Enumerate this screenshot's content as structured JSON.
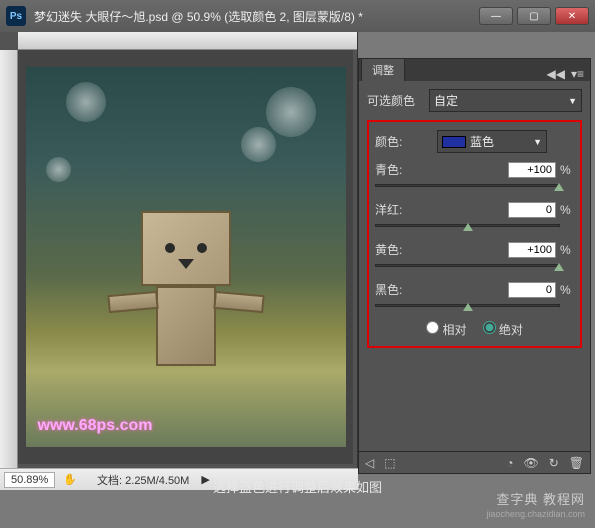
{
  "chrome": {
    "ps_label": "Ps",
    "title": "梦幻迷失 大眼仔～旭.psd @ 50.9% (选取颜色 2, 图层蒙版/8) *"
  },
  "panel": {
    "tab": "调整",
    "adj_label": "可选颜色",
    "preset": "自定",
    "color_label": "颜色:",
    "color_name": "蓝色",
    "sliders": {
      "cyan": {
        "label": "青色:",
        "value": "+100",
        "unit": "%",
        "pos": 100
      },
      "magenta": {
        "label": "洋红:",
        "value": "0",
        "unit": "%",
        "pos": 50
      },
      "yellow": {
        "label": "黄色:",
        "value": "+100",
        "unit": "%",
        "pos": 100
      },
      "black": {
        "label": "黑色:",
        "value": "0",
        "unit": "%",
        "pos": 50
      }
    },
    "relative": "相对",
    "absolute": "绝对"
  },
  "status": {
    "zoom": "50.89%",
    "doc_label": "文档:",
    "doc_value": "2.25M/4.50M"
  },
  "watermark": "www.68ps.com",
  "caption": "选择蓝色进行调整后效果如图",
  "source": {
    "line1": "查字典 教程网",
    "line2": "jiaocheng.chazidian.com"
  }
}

**Description of the task**.
Quote in full the listing given above; the images are to be left out.

**Written response**.
Enumerate this screenshot's content as structured JSON.
{
  "chrome": {
    "ps_label": "Ps",
    "title": "梦幻迷失 大眼仔～旭.psd @ 50.9% (选取颜色 2, 图层蒙版/8) *"
  },
  "panel": {
    "tab": "调整",
    "adj_label": "可选颜色",
    "preset": "自定",
    "color_label": "颜色:",
    "color_name": "蓝色",
    "sliders": {
      "cyan": {
        "label": "青色:",
        "value": "+100",
        "unit": "%",
        "pos": 100
      },
      "magenta": {
        "label": "洋红:",
        "value": "0",
        "unit": "%",
        "pos": 50
      },
      "yellow": {
        "label": "黄色:",
        "value": "+100",
        "unit": "%",
        "pos": 100
      },
      "black": {
        "label": "黑色:",
        "value": "0",
        "unit": "%",
        "pos": 50
      }
    },
    "relative": "相对",
    "absolute": "绝对"
  },
  "status": {
    "zoom": "50.89%",
    "doc_label": "文档:",
    "doc_value": "2.25M/4.50M"
  },
  "watermark": "www.68ps.com",
  "caption": "选择蓝色进行调整后效果如图",
  "source": {
    "line1": "查字典 教程网",
    "line2": "jiaocheng.chazidian.com"
  }
}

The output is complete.